*What is required*. Reproduce the full listing that appears beneath this instruction exactly.

Collected data entries
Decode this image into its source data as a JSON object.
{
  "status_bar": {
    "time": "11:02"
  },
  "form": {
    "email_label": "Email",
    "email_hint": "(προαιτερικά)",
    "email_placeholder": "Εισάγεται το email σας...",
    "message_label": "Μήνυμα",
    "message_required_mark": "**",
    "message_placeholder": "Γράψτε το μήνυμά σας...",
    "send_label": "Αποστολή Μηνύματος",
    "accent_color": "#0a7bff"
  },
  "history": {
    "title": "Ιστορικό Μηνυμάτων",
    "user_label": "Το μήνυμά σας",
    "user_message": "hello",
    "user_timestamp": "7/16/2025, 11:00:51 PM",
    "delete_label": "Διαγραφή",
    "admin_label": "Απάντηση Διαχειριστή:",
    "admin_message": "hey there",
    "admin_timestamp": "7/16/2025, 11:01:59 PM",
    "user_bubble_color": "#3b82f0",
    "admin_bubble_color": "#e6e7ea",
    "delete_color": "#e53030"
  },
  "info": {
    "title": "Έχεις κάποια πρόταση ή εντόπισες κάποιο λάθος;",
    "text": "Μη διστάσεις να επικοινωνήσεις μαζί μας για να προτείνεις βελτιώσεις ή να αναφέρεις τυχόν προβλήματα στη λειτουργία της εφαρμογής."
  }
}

*The solution*.
Decode this image into its source data as a JSON object.
{
  "status_bar": {
    "time": "11:02"
  },
  "form": {
    "email_label": "Email",
    "email_hint": "(προαιτερικά)",
    "email_placeholder": "Εισάγεται το email σας...",
    "message_label": "Μήνυμα",
    "message_required_mark": "**",
    "message_placeholder": "Γράψτε το μήνυμά σας...",
    "send_label": "Αποστολή Μηνύματος",
    "accent_color": "#0a7bff"
  },
  "history": {
    "title": "Ιστορικό Μηνυμάτων",
    "user_label": "Το μήνυμά σας",
    "user_message": "hello",
    "user_timestamp": "7/16/2025, 11:00:51 PM",
    "delete_label": "Διαγραφή",
    "admin_label": "Απάντηση Διαχειριστή:",
    "admin_message": "hey there",
    "admin_timestamp": "7/16/2025, 11:01:59 PM",
    "user_bubble_color": "#3b82f0",
    "admin_bubble_color": "#e6e7ea",
    "delete_color": "#e53030"
  },
  "info": {
    "title": "Έχεις κάποια πρόταση ή εντόπισες κάποιο λάθος;",
    "text": "Μη διστάσεις να επικοινωνήσεις μαζί μας για να προτείνεις βελτιώσεις ή να αναφέρεις τυχόν προβλήματα στη λειτουργία της εφαρμογής."
  }
}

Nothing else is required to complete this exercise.